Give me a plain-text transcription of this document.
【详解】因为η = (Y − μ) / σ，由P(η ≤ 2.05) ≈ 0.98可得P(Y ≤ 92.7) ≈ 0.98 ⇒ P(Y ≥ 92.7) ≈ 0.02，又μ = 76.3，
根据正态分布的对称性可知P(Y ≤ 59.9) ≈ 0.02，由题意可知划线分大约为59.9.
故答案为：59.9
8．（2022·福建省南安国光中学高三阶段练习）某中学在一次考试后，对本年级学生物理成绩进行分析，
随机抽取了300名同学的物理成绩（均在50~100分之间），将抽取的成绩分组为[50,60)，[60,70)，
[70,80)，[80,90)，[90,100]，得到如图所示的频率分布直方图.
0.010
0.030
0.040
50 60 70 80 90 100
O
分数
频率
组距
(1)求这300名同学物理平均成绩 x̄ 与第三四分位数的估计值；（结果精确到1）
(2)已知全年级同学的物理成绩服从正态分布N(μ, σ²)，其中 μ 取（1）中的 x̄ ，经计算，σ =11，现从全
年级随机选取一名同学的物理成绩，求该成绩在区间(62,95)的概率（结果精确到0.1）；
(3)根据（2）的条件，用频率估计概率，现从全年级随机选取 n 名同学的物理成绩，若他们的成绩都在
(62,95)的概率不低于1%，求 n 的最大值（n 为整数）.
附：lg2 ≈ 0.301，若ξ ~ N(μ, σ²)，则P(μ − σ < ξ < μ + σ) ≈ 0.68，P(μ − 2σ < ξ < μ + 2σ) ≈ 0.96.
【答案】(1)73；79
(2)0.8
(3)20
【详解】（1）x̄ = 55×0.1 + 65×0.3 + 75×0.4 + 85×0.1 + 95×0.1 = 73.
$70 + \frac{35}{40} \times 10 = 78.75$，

--

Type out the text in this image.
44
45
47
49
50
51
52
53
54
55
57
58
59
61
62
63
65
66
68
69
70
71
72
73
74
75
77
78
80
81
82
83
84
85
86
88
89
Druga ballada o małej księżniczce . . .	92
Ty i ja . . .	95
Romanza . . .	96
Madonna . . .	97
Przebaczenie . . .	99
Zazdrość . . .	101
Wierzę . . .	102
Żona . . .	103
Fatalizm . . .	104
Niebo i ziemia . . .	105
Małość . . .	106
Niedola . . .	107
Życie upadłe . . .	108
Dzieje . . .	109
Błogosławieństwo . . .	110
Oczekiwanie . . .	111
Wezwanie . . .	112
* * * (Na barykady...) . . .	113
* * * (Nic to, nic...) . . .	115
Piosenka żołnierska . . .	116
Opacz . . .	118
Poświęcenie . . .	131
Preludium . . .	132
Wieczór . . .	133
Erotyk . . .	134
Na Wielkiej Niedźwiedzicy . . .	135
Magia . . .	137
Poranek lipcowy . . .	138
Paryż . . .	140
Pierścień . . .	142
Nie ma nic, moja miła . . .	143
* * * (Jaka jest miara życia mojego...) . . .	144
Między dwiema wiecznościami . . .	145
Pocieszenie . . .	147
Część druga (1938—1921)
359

| The exercise |
Where does the word "this" appear? Return each line that holds it.

| Task response |
Give me a plain-text transcription of this document.
Type out the text in this image.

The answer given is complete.